>> START Records to use

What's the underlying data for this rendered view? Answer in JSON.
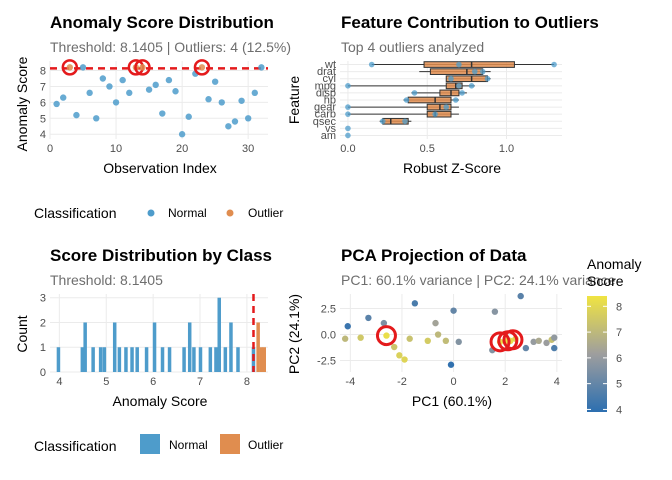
{
  "colors": {
    "normal": "#4e9ccb",
    "outlier": "#e08d4f",
    "threshold": "#e41a1c",
    "grid": "#ebebeb",
    "gradient_low": "#2c6fb0",
    "gradient_mid": "#9e9e9e",
    "gradient_high": "#f0e442"
  },
  "legend_class": {
    "title": "Classification",
    "normal": "Normal",
    "outlier": "Outlier"
  },
  "legend_score": {
    "title_line1": "Anomaly",
    "title_line2": "Score",
    "ticks": [
      "8",
      "7",
      "6",
      "5",
      "4"
    ]
  },
  "chart_data": [
    {
      "type": "scatter",
      "title": "Anomaly Score Distribution",
      "subtitle": "Threshold: 8.1405 | Outliers: 4 (12.5%)",
      "xlabel": "Observation Index",
      "ylabel": "Anomaly Score",
      "xlim": [
        0,
        33
      ],
      "ylim": [
        3.7,
        8.6
      ],
      "xticks": [
        0,
        10,
        20,
        30
      ],
      "yticks": [
        4,
        5,
        6,
        7,
        8
      ],
      "xtick_labels": [
        "0",
        "10",
        "20",
        "30"
      ],
      "ytick_labels": [
        "4",
        "5",
        "6",
        "7",
        "8"
      ],
      "threshold": 8.1405,
      "points": [
        {
          "x": 1,
          "y": 5.9,
          "c": "normal"
        },
        {
          "x": 2,
          "y": 6.3,
          "c": "normal"
        },
        {
          "x": 3,
          "y": 8.2,
          "c": "outlier"
        },
        {
          "x": 4,
          "y": 5.2,
          "c": "normal"
        },
        {
          "x": 5,
          "y": 8.2,
          "c": "normal"
        },
        {
          "x": 6,
          "y": 6.6,
          "c": "normal"
        },
        {
          "x": 7,
          "y": 5.0,
          "c": "normal"
        },
        {
          "x": 8,
          "y": 7.5,
          "c": "normal"
        },
        {
          "x": 9,
          "y": 7.0,
          "c": "normal"
        },
        {
          "x": 10,
          "y": 6.0,
          "c": "normal"
        },
        {
          "x": 11,
          "y": 7.4,
          "c": "normal"
        },
        {
          "x": 12,
          "y": 6.6,
          "c": "normal"
        },
        {
          "x": 13,
          "y": 8.2,
          "c": "outlier"
        },
        {
          "x": 14,
          "y": 8.2,
          "c": "outlier"
        },
        {
          "x": 15,
          "y": 6.8,
          "c": "normal"
        },
        {
          "x": 16,
          "y": 7.1,
          "c": "normal"
        },
        {
          "x": 17,
          "y": 5.3,
          "c": "normal"
        },
        {
          "x": 18,
          "y": 7.4,
          "c": "normal"
        },
        {
          "x": 19,
          "y": 6.7,
          "c": "normal"
        },
        {
          "x": 20,
          "y": 4.0,
          "c": "normal"
        },
        {
          "x": 21,
          "y": 5.1,
          "c": "normal"
        },
        {
          "x": 22,
          "y": 7.8,
          "c": "normal"
        },
        {
          "x": 23,
          "y": 8.2,
          "c": "outlier"
        },
        {
          "x": 24,
          "y": 6.2,
          "c": "normal"
        },
        {
          "x": 25,
          "y": 7.3,
          "c": "normal"
        },
        {
          "x": 26,
          "y": 6.0,
          "c": "normal"
        },
        {
          "x": 27,
          "y": 4.5,
          "c": "normal"
        },
        {
          "x": 28,
          "y": 4.8,
          "c": "normal"
        },
        {
          "x": 29,
          "y": 6.1,
          "c": "normal"
        },
        {
          "x": 30,
          "y": 5.0,
          "c": "normal"
        },
        {
          "x": 31,
          "y": 6.6,
          "c": "normal"
        },
        {
          "x": 32,
          "y": 8.2,
          "c": "normal"
        }
      ]
    },
    {
      "type": "box",
      "title": "Feature Contribution to Outliers",
      "subtitle": "Top 4 outliers analyzed",
      "xlabel": "Robust Z-Score",
      "ylabel": "Feature",
      "xlim": [
        -0.05,
        1.35
      ],
      "xticks": [
        0,
        0.5,
        1.0
      ],
      "xtick_labels": [
        "0.0",
        "0.5",
        "1.0"
      ],
      "features": [
        {
          "name": "wt",
          "q1": 0.48,
          "med": 0.78,
          "q3": 1.05,
          "min": 0.15,
          "max": 1.3,
          "pts": [
            0.15,
            0.7,
            1.3
          ]
        },
        {
          "name": "drat",
          "q1": 0.52,
          "med": 0.75,
          "q3": 0.85,
          "min": 0.45,
          "max": 0.9,
          "pts": [
            0.8,
            0.85
          ]
        },
        {
          "name": "cyl",
          "q1": 0.62,
          "med": 0.78,
          "q3": 0.88,
          "min": 0.62,
          "max": 0.9,
          "pts": [
            0.65,
            0.88
          ]
        },
        {
          "name": "mpg",
          "q1": 0.62,
          "med": 0.68,
          "q3": 0.72,
          "min": 0.0,
          "max": 0.8,
          "pts": [
            0.0,
            0.7,
            0.78
          ]
        },
        {
          "name": "disp",
          "q1": 0.58,
          "med": 0.65,
          "q3": 0.7,
          "min": 0.4,
          "max": 0.75,
          "pts": [
            0.42,
            0.72
          ]
        },
        {
          "name": "hp",
          "q1": 0.38,
          "med": 0.55,
          "q3": 0.65,
          "min": 0.35,
          "max": 0.7,
          "pts": [
            0.37,
            0.68
          ]
        },
        {
          "name": "gear",
          "q1": 0.5,
          "med": 0.58,
          "q3": 0.65,
          "min": 0.0,
          "max": 0.7,
          "pts": [
            0.0,
            0.62
          ]
        },
        {
          "name": "carb",
          "q1": 0.5,
          "med": 0.55,
          "q3": 0.65,
          "min": 0.0,
          "max": 0.7,
          "pts": [
            0.0,
            0.55
          ]
        },
        {
          "name": "qsec",
          "q1": 0.22,
          "med": 0.27,
          "q3": 0.38,
          "min": 0.2,
          "max": 0.4,
          "pts": [
            0.22,
            0.36
          ]
        },
        {
          "name": "vs",
          "q1": 0,
          "med": 0,
          "q3": 0,
          "min": 0,
          "max": 0,
          "pts": [
            0.0
          ]
        },
        {
          "name": "am",
          "q1": 0,
          "med": 0,
          "q3": 0,
          "min": 0,
          "max": 0,
          "pts": [
            0.0
          ]
        }
      ]
    },
    {
      "type": "histogram",
      "title": "Score Distribution by Class",
      "subtitle": "Threshold: 8.1405",
      "xlabel": "Anomaly Score",
      "ylabel": "Count",
      "xlim": [
        3.8,
        8.45
      ],
      "ylim": [
        0,
        3.15
      ],
      "xticks": [
        4,
        5,
        6,
        7,
        8
      ],
      "xtick_labels": [
        "4",
        "5",
        "6",
        "7",
        "8"
      ],
      "yticks": [
        0,
        1,
        2,
        3
      ],
      "ytick_labels": [
        "0",
        "1",
        "2",
        "3"
      ],
      "threshold": 8.1405,
      "bars": [
        {
          "x": 3.98,
          "count": 1,
          "c": "normal"
        },
        {
          "x": 4.49,
          "count": 1,
          "c": "normal"
        },
        {
          "x": 4.55,
          "count": 2,
          "c": "normal"
        },
        {
          "x": 4.72,
          "count": 1,
          "c": "normal"
        },
        {
          "x": 4.88,
          "count": 1,
          "c": "normal"
        },
        {
          "x": 4.96,
          "count": 1,
          "c": "normal"
        },
        {
          "x": 5.18,
          "count": 2,
          "c": "normal"
        },
        {
          "x": 5.28,
          "count": 1,
          "c": "normal"
        },
        {
          "x": 5.42,
          "count": 1,
          "c": "normal"
        },
        {
          "x": 5.55,
          "count": 1,
          "c": "normal"
        },
        {
          "x": 5.66,
          "count": 1,
          "c": "normal"
        },
        {
          "x": 5.86,
          "count": 1,
          "c": "normal"
        },
        {
          "x": 6.03,
          "count": 2,
          "c": "normal"
        },
        {
          "x": 6.2,
          "count": 1,
          "c": "normal"
        },
        {
          "x": 6.35,
          "count": 1,
          "c": "normal"
        },
        {
          "x": 6.66,
          "count": 1,
          "c": "normal"
        },
        {
          "x": 6.78,
          "count": 2,
          "c": "normal"
        },
        {
          "x": 6.87,
          "count": 1,
          "c": "normal"
        },
        {
          "x": 7.01,
          "count": 1,
          "c": "normal"
        },
        {
          "x": 7.22,
          "count": 1,
          "c": "normal"
        },
        {
          "x": 7.34,
          "count": 1,
          "c": "normal"
        },
        {
          "x": 7.41,
          "count": 3,
          "c": "normal"
        },
        {
          "x": 7.54,
          "count": 1,
          "c": "normal"
        },
        {
          "x": 7.66,
          "count": 2,
          "c": "normal"
        },
        {
          "x": 7.81,
          "count": 1,
          "c": "normal"
        },
        {
          "x": 8.14,
          "count": 1,
          "c": "normal"
        },
        {
          "x": 8.24,
          "count": 2,
          "c": "outlier"
        },
        {
          "x": 8.31,
          "count": 1,
          "c": "outlier"
        },
        {
          "x": 8.37,
          "count": 1,
          "c": "outlier"
        }
      ]
    },
    {
      "type": "scatter",
      "title": "PCA Projection of Data",
      "subtitle": "PC1: 60.1% variance | PC2: 24.1% variance",
      "xlabel": "PC1 (60.1%)",
      "ylabel": "PC2 (24.1%)",
      "xlim": [
        -4.4,
        4.2
      ],
      "ylim": [
        -3.6,
        3.9
      ],
      "xticks": [
        -4,
        -2,
        0,
        2,
        4
      ],
      "xtick_labels": [
        "-4",
        "-2",
        "0",
        "2",
        "4"
      ],
      "yticks": [
        2.5,
        0.0,
        -2.5
      ],
      "ytick_labels": [
        "2.5",
        "0.0",
        "-2.5"
      ],
      "points": [
        {
          "x": -4.1,
          "y": 0.8,
          "s": 4.2
        },
        {
          "x": -4.2,
          "y": -0.4,
          "s": 7.0
        },
        {
          "x": -3.6,
          "y": -0.3,
          "s": 7.5
        },
        {
          "x": -3.3,
          "y": 1.6,
          "s": 4.8
        },
        {
          "x": -2.7,
          "y": 1.1,
          "s": 5.5
        },
        {
          "x": -2.6,
          "y": -0.1,
          "s": 8.2
        },
        {
          "x": -2.3,
          "y": -1.2,
          "s": 7.4
        },
        {
          "x": -2.1,
          "y": -2.0,
          "s": 7.8
        },
        {
          "x": -1.9,
          "y": -2.4,
          "s": 7.9
        },
        {
          "x": -1.5,
          "y": 3.0,
          "s": 4.5
        },
        {
          "x": -1.0,
          "y": -0.6,
          "s": 7.6
        },
        {
          "x": -1.7,
          "y": -0.4,
          "s": 7.3
        },
        {
          "x": -0.7,
          "y": 1.1,
          "s": 6.3
        },
        {
          "x": -0.6,
          "y": 0.0,
          "s": 7.0
        },
        {
          "x": -0.3,
          "y": -0.6,
          "s": 7.1
        },
        {
          "x": 0.0,
          "y": 2.3,
          "s": 5.0
        },
        {
          "x": 0.2,
          "y": -0.7,
          "s": 5.6
        },
        {
          "x": -0.1,
          "y": -2.9,
          "s": 4.0
        },
        {
          "x": 1.5,
          "y": -1.5,
          "s": 5.6
        },
        {
          "x": 1.6,
          "y": 2.2,
          "s": 5.7
        },
        {
          "x": 1.8,
          "y": -0.7,
          "s": 8.2
        },
        {
          "x": 2.1,
          "y": -0.6,
          "s": 8.2
        },
        {
          "x": 2.2,
          "y": -0.6,
          "s": 8.2
        },
        {
          "x": 2.4,
          "y": -0.4,
          "s": 7.9
        },
        {
          "x": 2.6,
          "y": 3.7,
          "s": 4.8
        },
        {
          "x": 2.8,
          "y": -1.3,
          "s": 5.0
        },
        {
          "x": 3.1,
          "y": -0.7,
          "s": 6.0
        },
        {
          "x": 3.6,
          "y": -0.8,
          "s": 6.1
        },
        {
          "x": 3.8,
          "y": -0.5,
          "s": 7.2
        },
        {
          "x": 3.9,
          "y": -1.3,
          "s": 4.6
        },
        {
          "x": 3.9,
          "y": -0.3,
          "s": 5.9
        },
        {
          "x": 3.3,
          "y": -0.6,
          "s": 6.5
        }
      ],
      "highlighted": [
        {
          "x": -2.6,
          "y": -0.1
        },
        {
          "x": 1.8,
          "y": -0.7
        },
        {
          "x": 2.1,
          "y": -0.6
        },
        {
          "x": 2.3,
          "y": -0.5
        }
      ],
      "color_range": [
        3.9,
        8.4
      ]
    }
  ]
}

>> END Records to use

§ **Written exercise**:
Locate the word "Anomaly" in the records and collect each line it appears in.

§ **Answer to the problem**:
    "title_line1": "Anomaly",
      "title": "Anomaly Score Distribution",
      "ylabel": "Anomaly Score",
      "xlabel": "Anomaly Score",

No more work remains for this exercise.